### The problem
Copy the data below exactly, omitting any picture it contains.

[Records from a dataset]
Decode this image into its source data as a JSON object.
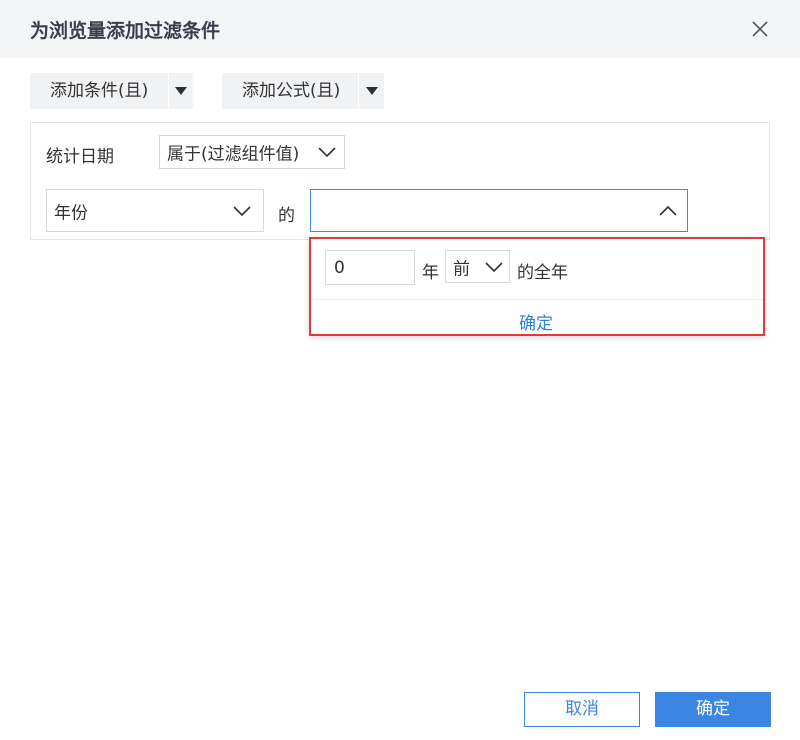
{
  "dialog": {
    "title": "为浏览量添加过滤条件",
    "close_icon": "close-icon"
  },
  "toolbar": {
    "add_condition_label": "添加条件(且)",
    "add_formula_label": "添加公式(且)",
    "dropdown_icon": "caret-down-icon"
  },
  "condition": {
    "field_label": "统计日期",
    "operator_value": "属于(过滤组件值)",
    "granularity_value": "年份",
    "connector_label": "的",
    "value_select": ""
  },
  "popup": {
    "offset_value": "0",
    "year_unit_label": "年",
    "direction_value": "前",
    "suffix_label": "的全年",
    "confirm_label": "确定"
  },
  "footer": {
    "cancel_label": "取消",
    "ok_label": "确定"
  },
  "colors": {
    "accent": "#3a86e0",
    "highlight_border": "#e03a3a",
    "header_bg": "#f4f5f7"
  }
}
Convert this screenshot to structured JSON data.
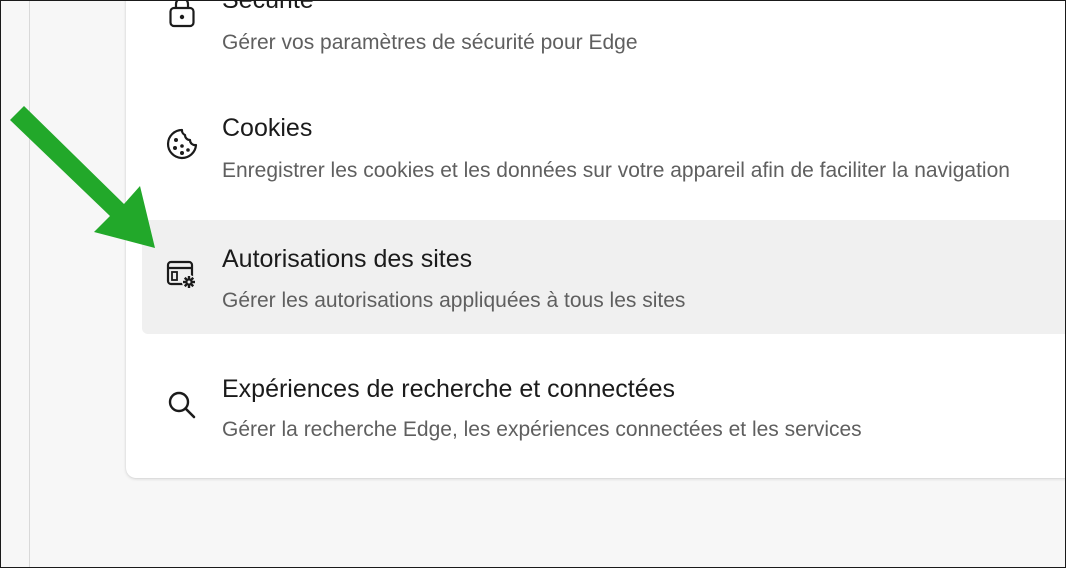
{
  "settings_list": {
    "items": [
      {
        "id": "security",
        "icon": "lock-icon",
        "title": "Sécurité",
        "description": "Gérer vos paramètres de sécurité pour Edge"
      },
      {
        "id": "cookies",
        "icon": "cookie-icon",
        "title": "Cookies",
        "description": "Enregistrer les cookies et les données sur votre appareil afin de faciliter la navigation"
      },
      {
        "id": "site-permissions",
        "icon": "site-settings-icon",
        "title": "Autorisations des sites",
        "description": "Gérer les autorisations appliquées à tous les sites",
        "highlighted": true
      },
      {
        "id": "search",
        "icon": "search-icon",
        "title": "Expériences de recherche et connectées",
        "description": "Gérer la recherche Edge, les expériences connectées et les services"
      }
    ]
  },
  "annotation": {
    "arrow_color": "#22a82a",
    "icon": "green-arrow-icon"
  },
  "colors": {
    "highlight_bg": "#f0f0f0",
    "title_text": "#1b1b1b",
    "description_text": "#5f5f5f"
  }
}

### Answer for this exercise
Decode this image into its source data as a JSON object.
{
  "dialog": {
    "title": "为浏览量添加过滤条件",
    "close_icon": "close-icon"
  },
  "toolbar": {
    "add_condition_label": "添加条件(且)",
    "add_formula_label": "添加公式(且)",
    "dropdown_icon": "caret-down-icon"
  },
  "condition": {
    "field_label": "统计日期",
    "operator_value": "属于(过滤组件值)",
    "granularity_value": "年份",
    "connector_label": "的",
    "value_select": ""
  },
  "popup": {
    "offset_value": "0",
    "year_unit_label": "年",
    "direction_value": "前",
    "suffix_label": "的全年",
    "confirm_label": "确定"
  },
  "footer": {
    "cancel_label": "取消",
    "ok_label": "确定"
  },
  "colors": {
    "accent": "#3a86e0",
    "highlight_border": "#e03a3a",
    "header_bg": "#f4f5f7"
  }
}
Convert this screenshot to structured JSON data.
{
  "settings_list": {
    "items": [
      {
        "id": "security",
        "icon": "lock-icon",
        "title": "Sécurité",
        "description": "Gérer vos paramètres de sécurité pour Edge"
      },
      {
        "id": "cookies",
        "icon": "cookie-icon",
        "title": "Cookies",
        "description": "Enregistrer les cookies et les données sur votre appareil afin de faciliter la navigation"
      },
      {
        "id": "site-permissions",
        "icon": "site-settings-icon",
        "title": "Autorisations des sites",
        "description": "Gérer les autorisations appliquées à tous les sites",
        "highlighted": true
      },
      {
        "id": "search",
        "icon": "search-icon",
        "title": "Expériences de recherche et connectées",
        "description": "Gérer la recherche Edge, les expériences connectées et les services"
      }
    ]
  },
  "annotation": {
    "arrow_color": "#22a82a",
    "icon": "green-arrow-icon"
  },
  "colors": {
    "highlight_bg": "#f0f0f0",
    "title_text": "#1b1b1b",
    "description_text": "#5f5f5f"
  }
}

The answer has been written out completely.